** start EXERCISE INPUTS **

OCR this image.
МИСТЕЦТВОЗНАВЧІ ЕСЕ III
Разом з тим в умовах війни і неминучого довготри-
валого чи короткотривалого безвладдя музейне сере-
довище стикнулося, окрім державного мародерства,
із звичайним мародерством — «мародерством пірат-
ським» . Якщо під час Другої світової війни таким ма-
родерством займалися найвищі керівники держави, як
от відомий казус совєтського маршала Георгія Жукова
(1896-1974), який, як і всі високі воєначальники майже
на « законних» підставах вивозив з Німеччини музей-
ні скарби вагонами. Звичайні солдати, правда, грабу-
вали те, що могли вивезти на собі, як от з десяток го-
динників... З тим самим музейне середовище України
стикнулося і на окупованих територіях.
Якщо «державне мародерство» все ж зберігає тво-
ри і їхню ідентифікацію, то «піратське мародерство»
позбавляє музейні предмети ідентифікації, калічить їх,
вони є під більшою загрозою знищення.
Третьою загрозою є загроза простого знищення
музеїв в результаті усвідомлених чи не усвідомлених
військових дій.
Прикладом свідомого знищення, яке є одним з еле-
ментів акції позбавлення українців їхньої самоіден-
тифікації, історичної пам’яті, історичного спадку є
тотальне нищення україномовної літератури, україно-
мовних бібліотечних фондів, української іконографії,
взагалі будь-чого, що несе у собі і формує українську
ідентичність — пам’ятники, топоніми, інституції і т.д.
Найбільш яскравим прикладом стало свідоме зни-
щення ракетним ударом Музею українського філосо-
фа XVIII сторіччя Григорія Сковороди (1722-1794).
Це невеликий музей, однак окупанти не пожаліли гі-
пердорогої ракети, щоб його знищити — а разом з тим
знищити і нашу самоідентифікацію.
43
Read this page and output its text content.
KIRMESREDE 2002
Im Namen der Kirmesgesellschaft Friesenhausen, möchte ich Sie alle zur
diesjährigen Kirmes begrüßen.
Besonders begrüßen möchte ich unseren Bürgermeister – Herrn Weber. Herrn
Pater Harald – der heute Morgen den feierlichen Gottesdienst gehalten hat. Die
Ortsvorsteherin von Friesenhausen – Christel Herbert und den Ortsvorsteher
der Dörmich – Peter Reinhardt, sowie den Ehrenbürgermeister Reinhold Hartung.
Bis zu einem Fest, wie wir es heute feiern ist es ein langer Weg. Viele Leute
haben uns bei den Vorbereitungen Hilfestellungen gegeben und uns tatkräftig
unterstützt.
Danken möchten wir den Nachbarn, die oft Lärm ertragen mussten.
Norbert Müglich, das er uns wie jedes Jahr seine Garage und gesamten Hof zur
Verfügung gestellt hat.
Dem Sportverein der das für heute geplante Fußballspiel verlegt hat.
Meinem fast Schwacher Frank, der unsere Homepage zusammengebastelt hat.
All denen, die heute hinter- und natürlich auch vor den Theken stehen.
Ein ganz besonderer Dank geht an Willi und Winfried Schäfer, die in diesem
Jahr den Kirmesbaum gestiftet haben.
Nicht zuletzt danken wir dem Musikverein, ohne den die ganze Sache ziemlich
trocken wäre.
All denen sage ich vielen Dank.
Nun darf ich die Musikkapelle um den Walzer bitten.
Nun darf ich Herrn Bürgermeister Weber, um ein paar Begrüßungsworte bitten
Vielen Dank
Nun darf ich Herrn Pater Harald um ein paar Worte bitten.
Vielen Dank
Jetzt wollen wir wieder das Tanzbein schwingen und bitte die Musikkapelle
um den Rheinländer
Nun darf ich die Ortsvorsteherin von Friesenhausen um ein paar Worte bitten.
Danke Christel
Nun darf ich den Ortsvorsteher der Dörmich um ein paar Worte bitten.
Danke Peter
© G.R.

** end EXERCISE INPUTS **

• [THE EXERCISE]
Which lines include "darf"? Copy each of them out.

• [COMPLETE RESPONSE]
Nun darf ich die Musikkapelle um den Walzer bitten.
Nun darf ich Herrn Bürgermeister Weber, um ein paar Begrüßungsworte bitten
Nun darf ich Herrn Pater Harald um ein paar Worte bitten.
Nun darf ich die Ortsvorsteherin von Friesenhausen um ein paar Worte bitten.
Nun darf ich den Ortsvorsteher der Dörmich um ein paar Worte bitten.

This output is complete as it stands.